### What is expected
Take the listing and print it in full, exactly as given.

### Material provided
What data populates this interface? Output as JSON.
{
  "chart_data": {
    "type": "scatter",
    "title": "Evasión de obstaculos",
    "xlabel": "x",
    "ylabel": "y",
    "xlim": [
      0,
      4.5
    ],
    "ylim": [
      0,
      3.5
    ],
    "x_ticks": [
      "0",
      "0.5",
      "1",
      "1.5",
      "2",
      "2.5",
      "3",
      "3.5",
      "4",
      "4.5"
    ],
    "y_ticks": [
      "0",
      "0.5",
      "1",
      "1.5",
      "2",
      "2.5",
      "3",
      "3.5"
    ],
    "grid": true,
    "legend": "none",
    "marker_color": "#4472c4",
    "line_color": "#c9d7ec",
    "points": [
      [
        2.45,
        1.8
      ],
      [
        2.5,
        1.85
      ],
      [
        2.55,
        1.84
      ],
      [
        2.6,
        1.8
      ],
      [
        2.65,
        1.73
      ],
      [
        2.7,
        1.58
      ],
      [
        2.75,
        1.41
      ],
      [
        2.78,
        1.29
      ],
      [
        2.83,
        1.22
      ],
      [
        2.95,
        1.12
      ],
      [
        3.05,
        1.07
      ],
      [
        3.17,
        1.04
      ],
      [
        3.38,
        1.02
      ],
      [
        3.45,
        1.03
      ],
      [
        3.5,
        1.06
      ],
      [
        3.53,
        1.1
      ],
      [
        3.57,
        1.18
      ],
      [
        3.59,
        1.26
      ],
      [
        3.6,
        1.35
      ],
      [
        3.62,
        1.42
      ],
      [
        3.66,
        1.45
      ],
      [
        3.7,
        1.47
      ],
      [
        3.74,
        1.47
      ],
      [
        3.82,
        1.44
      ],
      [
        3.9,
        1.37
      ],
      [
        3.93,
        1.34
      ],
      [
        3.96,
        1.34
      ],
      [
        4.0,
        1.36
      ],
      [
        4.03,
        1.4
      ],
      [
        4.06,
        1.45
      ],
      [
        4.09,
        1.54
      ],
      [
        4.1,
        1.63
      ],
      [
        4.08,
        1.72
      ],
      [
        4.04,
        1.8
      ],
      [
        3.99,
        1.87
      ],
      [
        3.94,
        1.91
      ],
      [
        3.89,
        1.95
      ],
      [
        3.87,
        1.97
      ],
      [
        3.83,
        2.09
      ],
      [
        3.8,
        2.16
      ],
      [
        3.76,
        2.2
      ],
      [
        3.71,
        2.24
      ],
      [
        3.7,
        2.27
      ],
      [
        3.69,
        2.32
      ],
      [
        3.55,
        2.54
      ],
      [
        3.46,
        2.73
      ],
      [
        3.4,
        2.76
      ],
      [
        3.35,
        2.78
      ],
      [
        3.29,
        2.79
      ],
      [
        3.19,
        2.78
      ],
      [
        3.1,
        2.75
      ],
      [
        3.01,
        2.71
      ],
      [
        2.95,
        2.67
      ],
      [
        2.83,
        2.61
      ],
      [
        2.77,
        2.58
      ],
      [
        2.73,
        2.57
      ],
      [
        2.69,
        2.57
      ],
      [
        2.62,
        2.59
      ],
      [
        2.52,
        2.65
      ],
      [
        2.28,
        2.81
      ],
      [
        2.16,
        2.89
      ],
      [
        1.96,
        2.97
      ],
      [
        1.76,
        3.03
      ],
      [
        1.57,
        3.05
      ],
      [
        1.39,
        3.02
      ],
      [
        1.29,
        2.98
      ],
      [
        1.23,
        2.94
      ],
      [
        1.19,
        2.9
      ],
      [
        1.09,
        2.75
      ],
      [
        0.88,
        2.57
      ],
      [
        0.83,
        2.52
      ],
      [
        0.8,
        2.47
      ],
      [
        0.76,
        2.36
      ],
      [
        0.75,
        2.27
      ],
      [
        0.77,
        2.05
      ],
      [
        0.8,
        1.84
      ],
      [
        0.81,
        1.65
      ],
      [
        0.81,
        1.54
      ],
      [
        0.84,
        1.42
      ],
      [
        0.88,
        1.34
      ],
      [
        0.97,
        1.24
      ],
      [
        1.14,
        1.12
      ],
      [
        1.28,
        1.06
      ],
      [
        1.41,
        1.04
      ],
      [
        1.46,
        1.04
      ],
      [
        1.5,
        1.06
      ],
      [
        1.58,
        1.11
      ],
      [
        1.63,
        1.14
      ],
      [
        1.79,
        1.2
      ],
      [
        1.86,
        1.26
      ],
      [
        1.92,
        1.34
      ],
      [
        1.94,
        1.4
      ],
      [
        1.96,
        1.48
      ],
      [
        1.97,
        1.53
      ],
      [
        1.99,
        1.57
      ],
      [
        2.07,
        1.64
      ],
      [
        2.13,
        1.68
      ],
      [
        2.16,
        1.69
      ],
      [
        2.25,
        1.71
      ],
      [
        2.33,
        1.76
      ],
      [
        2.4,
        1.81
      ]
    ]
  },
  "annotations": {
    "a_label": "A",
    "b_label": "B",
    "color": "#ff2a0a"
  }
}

### Response to the task
What data populates this interface? Output as JSON.
{
  "chart_data": {
    "type": "scatter",
    "title": "Evasión de obstaculos",
    "xlabel": "x",
    "ylabel": "y",
    "xlim": [
      0,
      4.5
    ],
    "ylim": [
      0,
      3.5
    ],
    "x_ticks": [
      "0",
      "0.5",
      "1",
      "1.5",
      "2",
      "2.5",
      "3",
      "3.5",
      "4",
      "4.5"
    ],
    "y_ticks": [
      "0",
      "0.5",
      "1",
      "1.5",
      "2",
      "2.5",
      "3",
      "3.5"
    ],
    "grid": true,
    "legend": "none",
    "marker_color": "#4472c4",
    "line_color": "#c9d7ec",
    "points": [
      [
        2.45,
        1.8
      ],
      [
        2.5,
        1.85
      ],
      [
        2.55,
        1.84
      ],
      [
        2.6,
        1.8
      ],
      [
        2.65,
        1.73
      ],
      [
        2.7,
        1.58
      ],
      [
        2.75,
        1.41
      ],
      [
        2.78,
        1.29
      ],
      [
        2.83,
        1.22
      ],
      [
        2.95,
        1.12
      ],
      [
        3.05,
        1.07
      ],
      [
        3.17,
        1.04
      ],
      [
        3.38,
        1.02
      ],
      [
        3.45,
        1.03
      ],
      [
        3.5,
        1.06
      ],
      [
        3.53,
        1.1
      ],
      [
        3.57,
        1.18
      ],
      [
        3.59,
        1.26
      ],
      [
        3.6,
        1.35
      ],
      [
        3.62,
        1.42
      ],
      [
        3.66,
        1.45
      ],
      [
        3.7,
        1.47
      ],
      [
        3.74,
        1.47
      ],
      [
        3.82,
        1.44
      ],
      [
        3.9,
        1.37
      ],
      [
        3.93,
        1.34
      ],
      [
        3.96,
        1.34
      ],
      [
        4.0,
        1.36
      ],
      [
        4.03,
        1.4
      ],
      [
        4.06,
        1.45
      ],
      [
        4.09,
        1.54
      ],
      [
        4.1,
        1.63
      ],
      [
        4.08,
        1.72
      ],
      [
        4.04,
        1.8
      ],
      [
        3.99,
        1.87
      ],
      [
        3.94,
        1.91
      ],
      [
        3.89,
        1.95
      ],
      [
        3.87,
        1.97
      ],
      [
        3.83,
        2.09
      ],
      [
        3.8,
        2.16
      ],
      [
        3.76,
        2.2
      ],
      [
        3.71,
        2.24
      ],
      [
        3.7,
        2.27
      ],
      [
        3.69,
        2.32
      ],
      [
        3.55,
        2.54
      ],
      [
        3.46,
        2.73
      ],
      [
        3.4,
        2.76
      ],
      [
        3.35,
        2.78
      ],
      [
        3.29,
        2.79
      ],
      [
        3.19,
        2.78
      ],
      [
        3.1,
        2.75
      ],
      [
        3.01,
        2.71
      ],
      [
        2.95,
        2.67
      ],
      [
        2.83,
        2.61
      ],
      [
        2.77,
        2.58
      ],
      [
        2.73,
        2.57
      ],
      [
        2.69,
        2.57
      ],
      [
        2.62,
        2.59
      ],
      [
        2.52,
        2.65
      ],
      [
        2.28,
        2.81
      ],
      [
        2.16,
        2.89
      ],
      [
        1.96,
        2.97
      ],
      [
        1.76,
        3.03
      ],
      [
        1.57,
        3.05
      ],
      [
        1.39,
        3.02
      ],
      [
        1.29,
        2.98
      ],
      [
        1.23,
        2.94
      ],
      [
        1.19,
        2.9
      ],
      [
        1.09,
        2.75
      ],
      [
        0.88,
        2.57
      ],
      [
        0.83,
        2.52
      ],
      [
        0.8,
        2.47
      ],
      [
        0.76,
        2.36
      ],
      [
        0.75,
        2.27
      ],
      [
        0.77,
        2.05
      ],
      [
        0.8,
        1.84
      ],
      [
        0.81,
        1.65
      ],
      [
        0.81,
        1.54
      ],
      [
        0.84,
        1.42
      ],
      [
        0.88,
        1.34
      ],
      [
        0.97,
        1.24
      ],
      [
        1.14,
        1.12
      ],
      [
        1.28,
        1.06
      ],
      [
        1.41,
        1.04
      ],
      [
        1.46,
        1.04
      ],
      [
        1.5,
        1.06
      ],
      [
        1.58,
        1.11
      ],
      [
        1.63,
        1.14
      ],
      [
        1.79,
        1.2
      ],
      [
        1.86,
        1.26
      ],
      [
        1.92,
        1.34
      ],
      [
        1.94,
        1.4
      ],
      [
        1.96,
        1.48
      ],
      [
        1.97,
        1.53
      ],
      [
        1.99,
        1.57
      ],
      [
        2.07,
        1.64
      ],
      [
        2.13,
        1.68
      ],
      [
        2.16,
        1.69
      ],
      [
        2.25,
        1.71
      ],
      [
        2.33,
        1.76
      ],
      [
        2.4,
        1.81
      ]
    ]
  },
  "annotations": {
    "a_label": "A",
    "b_label": "B",
    "color": "#ff2a0a"
  }
}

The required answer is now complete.